WHAT YOU SHOULD DO:
Which lines include the word "subtitle"? Copy each of them.

INPUT RECORDS:
☆ ☆ ☆ ☆ ☆
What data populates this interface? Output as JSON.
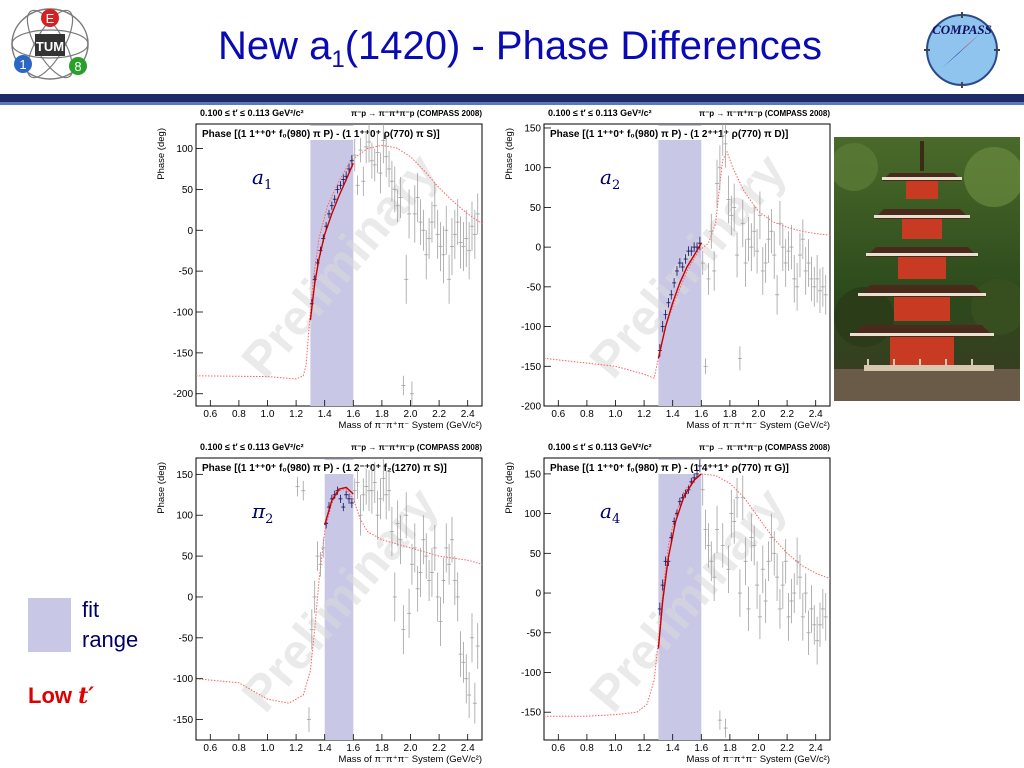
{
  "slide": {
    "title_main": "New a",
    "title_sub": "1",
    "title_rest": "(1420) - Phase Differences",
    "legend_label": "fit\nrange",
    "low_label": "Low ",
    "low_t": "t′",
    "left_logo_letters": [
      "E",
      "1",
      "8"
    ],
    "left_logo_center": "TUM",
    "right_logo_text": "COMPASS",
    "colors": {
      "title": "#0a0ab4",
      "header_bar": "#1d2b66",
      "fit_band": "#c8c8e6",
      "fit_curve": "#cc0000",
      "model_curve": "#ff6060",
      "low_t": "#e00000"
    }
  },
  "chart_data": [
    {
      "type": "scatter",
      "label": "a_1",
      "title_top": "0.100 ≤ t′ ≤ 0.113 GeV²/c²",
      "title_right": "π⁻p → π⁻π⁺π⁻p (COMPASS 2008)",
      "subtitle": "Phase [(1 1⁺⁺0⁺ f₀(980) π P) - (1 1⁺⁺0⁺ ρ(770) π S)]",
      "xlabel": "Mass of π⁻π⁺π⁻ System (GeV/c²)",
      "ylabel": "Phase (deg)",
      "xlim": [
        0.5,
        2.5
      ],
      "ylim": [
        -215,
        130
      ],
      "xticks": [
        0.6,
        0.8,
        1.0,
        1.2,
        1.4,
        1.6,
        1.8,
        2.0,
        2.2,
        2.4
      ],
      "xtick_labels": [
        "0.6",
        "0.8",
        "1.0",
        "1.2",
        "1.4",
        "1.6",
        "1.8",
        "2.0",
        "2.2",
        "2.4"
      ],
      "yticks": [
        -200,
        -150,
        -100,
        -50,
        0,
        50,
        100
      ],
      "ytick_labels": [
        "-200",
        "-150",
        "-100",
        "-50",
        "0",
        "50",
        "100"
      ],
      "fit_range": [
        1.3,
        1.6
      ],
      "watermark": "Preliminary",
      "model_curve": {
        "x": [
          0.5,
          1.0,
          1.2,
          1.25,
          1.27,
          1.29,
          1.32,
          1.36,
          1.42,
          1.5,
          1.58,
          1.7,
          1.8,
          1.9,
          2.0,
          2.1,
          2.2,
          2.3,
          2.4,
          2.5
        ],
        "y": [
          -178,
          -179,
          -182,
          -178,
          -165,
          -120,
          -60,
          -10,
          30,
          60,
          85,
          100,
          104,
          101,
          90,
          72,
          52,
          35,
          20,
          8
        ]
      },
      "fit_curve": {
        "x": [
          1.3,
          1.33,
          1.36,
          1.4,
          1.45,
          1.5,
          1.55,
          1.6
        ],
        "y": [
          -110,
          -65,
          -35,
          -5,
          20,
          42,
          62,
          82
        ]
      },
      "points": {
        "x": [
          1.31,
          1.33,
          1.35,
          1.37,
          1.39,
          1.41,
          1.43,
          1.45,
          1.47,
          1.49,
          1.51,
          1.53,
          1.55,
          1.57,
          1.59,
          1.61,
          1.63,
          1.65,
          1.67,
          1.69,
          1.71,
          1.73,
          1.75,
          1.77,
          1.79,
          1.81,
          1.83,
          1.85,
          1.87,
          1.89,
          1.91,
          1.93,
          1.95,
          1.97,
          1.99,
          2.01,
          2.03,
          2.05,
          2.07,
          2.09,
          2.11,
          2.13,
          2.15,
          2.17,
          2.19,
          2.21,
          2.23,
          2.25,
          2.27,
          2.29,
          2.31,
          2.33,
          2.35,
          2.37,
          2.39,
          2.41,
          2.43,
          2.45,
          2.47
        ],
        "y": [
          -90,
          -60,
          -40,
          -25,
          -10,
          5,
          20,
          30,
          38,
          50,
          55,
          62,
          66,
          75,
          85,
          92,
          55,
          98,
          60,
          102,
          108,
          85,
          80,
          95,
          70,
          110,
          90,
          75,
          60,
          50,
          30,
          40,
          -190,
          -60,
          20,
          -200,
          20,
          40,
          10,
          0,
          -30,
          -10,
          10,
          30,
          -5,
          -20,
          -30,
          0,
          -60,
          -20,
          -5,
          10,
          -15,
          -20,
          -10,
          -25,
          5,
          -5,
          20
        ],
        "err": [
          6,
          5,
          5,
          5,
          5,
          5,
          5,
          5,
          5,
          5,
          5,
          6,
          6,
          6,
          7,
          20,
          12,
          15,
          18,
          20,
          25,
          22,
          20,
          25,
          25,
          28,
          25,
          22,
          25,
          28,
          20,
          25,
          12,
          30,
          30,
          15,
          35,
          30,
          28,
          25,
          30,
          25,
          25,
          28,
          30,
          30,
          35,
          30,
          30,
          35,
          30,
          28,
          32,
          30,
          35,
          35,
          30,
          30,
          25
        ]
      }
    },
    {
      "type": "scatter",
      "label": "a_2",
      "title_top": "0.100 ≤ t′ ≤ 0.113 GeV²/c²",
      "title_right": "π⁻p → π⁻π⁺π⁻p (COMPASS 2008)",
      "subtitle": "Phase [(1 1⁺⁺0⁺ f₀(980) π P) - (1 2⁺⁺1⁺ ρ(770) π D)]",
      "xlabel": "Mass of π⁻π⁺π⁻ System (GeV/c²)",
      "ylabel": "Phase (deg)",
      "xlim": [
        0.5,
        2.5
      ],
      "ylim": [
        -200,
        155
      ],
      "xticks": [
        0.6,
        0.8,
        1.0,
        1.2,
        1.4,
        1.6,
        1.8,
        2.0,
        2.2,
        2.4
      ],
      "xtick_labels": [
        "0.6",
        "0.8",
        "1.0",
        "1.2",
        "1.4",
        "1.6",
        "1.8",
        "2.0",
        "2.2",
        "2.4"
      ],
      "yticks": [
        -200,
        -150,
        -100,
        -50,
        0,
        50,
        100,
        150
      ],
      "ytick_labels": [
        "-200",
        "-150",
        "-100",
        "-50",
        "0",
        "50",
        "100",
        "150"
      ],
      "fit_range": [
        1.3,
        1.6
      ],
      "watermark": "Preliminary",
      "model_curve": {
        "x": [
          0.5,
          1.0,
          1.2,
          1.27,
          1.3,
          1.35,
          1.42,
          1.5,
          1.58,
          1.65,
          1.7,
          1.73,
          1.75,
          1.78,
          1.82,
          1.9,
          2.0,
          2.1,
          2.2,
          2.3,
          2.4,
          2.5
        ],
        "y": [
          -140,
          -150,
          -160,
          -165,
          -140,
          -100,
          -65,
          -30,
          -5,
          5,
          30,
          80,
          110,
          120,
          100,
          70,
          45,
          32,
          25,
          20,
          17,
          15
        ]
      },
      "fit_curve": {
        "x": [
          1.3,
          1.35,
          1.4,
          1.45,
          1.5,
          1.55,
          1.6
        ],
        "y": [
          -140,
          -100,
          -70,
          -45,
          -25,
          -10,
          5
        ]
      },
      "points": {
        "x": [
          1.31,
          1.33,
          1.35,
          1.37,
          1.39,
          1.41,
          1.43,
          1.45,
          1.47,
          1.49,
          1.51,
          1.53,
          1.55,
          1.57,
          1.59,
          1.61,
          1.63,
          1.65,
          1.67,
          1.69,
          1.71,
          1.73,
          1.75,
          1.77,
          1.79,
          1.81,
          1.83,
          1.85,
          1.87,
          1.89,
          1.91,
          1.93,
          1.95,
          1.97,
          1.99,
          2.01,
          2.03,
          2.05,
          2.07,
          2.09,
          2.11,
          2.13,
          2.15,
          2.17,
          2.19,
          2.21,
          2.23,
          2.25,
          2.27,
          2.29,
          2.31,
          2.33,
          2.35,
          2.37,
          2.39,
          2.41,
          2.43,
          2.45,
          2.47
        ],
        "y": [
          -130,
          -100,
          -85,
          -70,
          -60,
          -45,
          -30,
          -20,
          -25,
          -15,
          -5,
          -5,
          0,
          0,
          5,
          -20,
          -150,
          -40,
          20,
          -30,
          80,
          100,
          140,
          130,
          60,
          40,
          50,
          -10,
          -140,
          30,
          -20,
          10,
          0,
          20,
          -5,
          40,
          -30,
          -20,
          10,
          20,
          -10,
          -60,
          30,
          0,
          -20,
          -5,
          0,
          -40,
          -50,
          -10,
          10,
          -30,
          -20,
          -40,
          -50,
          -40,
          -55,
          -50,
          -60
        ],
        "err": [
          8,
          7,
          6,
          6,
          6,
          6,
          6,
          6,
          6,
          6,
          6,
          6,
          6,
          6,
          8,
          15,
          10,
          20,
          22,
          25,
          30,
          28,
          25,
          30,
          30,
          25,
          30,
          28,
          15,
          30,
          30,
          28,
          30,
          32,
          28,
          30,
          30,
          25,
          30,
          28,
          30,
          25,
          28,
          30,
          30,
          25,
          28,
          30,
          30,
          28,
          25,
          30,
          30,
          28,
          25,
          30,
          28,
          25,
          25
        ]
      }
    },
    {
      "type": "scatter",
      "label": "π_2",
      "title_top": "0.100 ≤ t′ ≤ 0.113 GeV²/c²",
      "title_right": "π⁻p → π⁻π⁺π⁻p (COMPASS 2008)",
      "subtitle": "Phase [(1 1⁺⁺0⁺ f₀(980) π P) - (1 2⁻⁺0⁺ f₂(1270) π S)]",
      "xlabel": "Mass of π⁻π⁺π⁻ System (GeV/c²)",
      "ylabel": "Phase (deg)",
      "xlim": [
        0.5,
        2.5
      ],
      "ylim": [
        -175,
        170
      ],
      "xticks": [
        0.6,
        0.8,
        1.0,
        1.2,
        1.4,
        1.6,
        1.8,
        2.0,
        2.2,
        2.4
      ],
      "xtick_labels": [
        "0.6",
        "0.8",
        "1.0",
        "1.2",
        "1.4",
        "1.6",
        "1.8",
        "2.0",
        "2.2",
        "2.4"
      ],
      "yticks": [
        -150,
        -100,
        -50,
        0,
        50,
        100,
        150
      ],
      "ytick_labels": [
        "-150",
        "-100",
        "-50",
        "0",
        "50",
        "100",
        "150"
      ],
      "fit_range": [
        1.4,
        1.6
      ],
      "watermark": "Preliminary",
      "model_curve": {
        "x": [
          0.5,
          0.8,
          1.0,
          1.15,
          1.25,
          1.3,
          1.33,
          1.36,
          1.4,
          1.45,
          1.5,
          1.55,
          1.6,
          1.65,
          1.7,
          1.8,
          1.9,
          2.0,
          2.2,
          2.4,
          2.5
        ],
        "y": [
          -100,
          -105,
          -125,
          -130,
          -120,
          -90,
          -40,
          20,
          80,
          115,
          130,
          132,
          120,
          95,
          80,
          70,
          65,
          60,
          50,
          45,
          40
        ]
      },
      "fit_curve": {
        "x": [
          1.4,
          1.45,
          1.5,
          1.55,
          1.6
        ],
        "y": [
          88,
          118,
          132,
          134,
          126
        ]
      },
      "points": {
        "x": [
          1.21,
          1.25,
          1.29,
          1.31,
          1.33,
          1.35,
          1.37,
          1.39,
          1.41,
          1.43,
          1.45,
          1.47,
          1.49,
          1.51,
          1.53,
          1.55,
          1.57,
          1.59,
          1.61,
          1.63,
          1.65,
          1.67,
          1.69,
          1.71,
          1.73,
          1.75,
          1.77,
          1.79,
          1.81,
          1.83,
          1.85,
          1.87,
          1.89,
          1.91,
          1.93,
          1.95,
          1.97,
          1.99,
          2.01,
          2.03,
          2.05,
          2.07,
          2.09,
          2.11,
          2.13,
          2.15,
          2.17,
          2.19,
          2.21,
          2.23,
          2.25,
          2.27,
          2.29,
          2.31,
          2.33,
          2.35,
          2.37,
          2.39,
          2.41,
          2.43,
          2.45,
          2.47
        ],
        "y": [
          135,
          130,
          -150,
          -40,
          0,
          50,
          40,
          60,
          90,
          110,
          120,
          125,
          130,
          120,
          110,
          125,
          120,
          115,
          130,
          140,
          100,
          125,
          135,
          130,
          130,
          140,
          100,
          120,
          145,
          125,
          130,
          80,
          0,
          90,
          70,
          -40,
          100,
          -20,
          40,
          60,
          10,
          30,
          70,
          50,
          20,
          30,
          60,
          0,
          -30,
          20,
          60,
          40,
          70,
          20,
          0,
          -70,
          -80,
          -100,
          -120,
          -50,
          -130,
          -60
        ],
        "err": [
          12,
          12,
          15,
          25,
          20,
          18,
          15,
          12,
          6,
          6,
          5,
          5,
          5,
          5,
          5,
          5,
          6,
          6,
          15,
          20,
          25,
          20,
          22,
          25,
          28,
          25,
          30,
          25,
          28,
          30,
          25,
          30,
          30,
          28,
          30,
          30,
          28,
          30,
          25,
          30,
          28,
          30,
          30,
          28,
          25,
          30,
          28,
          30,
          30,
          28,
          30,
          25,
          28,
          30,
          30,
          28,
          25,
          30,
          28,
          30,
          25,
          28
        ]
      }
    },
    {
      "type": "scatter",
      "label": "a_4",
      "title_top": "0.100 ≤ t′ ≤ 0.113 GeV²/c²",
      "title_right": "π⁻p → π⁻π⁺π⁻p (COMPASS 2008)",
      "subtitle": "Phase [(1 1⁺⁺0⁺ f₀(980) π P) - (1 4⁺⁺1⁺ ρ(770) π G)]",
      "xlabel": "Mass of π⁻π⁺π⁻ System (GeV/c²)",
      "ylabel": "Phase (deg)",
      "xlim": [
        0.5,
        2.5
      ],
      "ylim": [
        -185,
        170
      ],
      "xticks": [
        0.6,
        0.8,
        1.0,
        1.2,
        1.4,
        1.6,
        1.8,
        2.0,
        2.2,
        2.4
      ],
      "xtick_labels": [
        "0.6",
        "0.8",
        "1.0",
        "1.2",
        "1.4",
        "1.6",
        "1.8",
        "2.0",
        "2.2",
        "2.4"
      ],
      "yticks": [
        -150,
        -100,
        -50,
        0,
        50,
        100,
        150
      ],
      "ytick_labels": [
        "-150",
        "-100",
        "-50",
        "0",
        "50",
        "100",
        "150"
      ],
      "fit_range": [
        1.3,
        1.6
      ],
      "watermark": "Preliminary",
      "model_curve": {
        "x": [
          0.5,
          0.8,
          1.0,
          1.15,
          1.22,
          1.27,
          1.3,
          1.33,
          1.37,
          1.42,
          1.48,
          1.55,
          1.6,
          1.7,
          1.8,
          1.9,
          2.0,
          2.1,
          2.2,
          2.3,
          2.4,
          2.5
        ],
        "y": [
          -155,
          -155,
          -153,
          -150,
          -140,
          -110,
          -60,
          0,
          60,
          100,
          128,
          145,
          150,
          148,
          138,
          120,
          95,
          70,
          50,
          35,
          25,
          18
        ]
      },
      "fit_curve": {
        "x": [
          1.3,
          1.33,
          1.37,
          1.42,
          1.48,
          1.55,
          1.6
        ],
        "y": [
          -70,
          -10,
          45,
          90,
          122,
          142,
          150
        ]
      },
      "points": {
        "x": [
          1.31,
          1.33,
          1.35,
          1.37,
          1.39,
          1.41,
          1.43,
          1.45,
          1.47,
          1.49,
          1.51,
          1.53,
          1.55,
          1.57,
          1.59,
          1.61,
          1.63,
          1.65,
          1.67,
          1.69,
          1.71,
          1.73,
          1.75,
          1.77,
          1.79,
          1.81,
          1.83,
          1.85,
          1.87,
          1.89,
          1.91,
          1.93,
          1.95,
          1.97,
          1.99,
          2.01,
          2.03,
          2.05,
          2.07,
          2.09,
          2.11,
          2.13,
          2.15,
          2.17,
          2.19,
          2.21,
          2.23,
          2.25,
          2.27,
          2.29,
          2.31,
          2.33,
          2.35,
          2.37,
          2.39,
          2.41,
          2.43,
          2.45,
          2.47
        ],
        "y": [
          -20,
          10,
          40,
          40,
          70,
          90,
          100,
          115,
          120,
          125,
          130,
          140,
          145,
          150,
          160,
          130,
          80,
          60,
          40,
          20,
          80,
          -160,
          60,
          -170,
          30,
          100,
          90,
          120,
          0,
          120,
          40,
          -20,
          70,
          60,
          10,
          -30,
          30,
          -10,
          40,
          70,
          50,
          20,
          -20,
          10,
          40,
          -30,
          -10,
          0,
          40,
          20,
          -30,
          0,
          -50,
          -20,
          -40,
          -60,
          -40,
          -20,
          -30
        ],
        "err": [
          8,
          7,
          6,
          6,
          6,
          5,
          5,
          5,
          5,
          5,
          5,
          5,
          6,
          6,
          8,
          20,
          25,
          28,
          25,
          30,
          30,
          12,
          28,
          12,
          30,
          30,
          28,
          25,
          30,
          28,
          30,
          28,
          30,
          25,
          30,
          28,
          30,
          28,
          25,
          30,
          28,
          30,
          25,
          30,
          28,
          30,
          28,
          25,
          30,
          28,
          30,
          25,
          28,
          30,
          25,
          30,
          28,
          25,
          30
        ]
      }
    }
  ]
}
☆ ☆ ☆ ☆ ☆
EXERCISE ANSWER:
      "subtitle": "Phase [(1 1⁺⁺0⁺ f₀(980) π P) - (1 1⁺⁺0⁺ ρ(770) π S)]",
      "subtitle": "Phase [(1 1⁺⁺0⁺ f₀(980) π P) - (1 2⁺⁺1⁺ ρ(770) π D)]",
      "subtitle": "Phase [(1 1⁺⁺0⁺ f₀(980) π P) - (1 2⁻⁺0⁺ f₂(1270) π S)]",
      "subtitle": "Phase [(1 1⁺⁺0⁺ f₀(980) π P) - (1 4⁺⁺1⁺ ρ(770) π G)]",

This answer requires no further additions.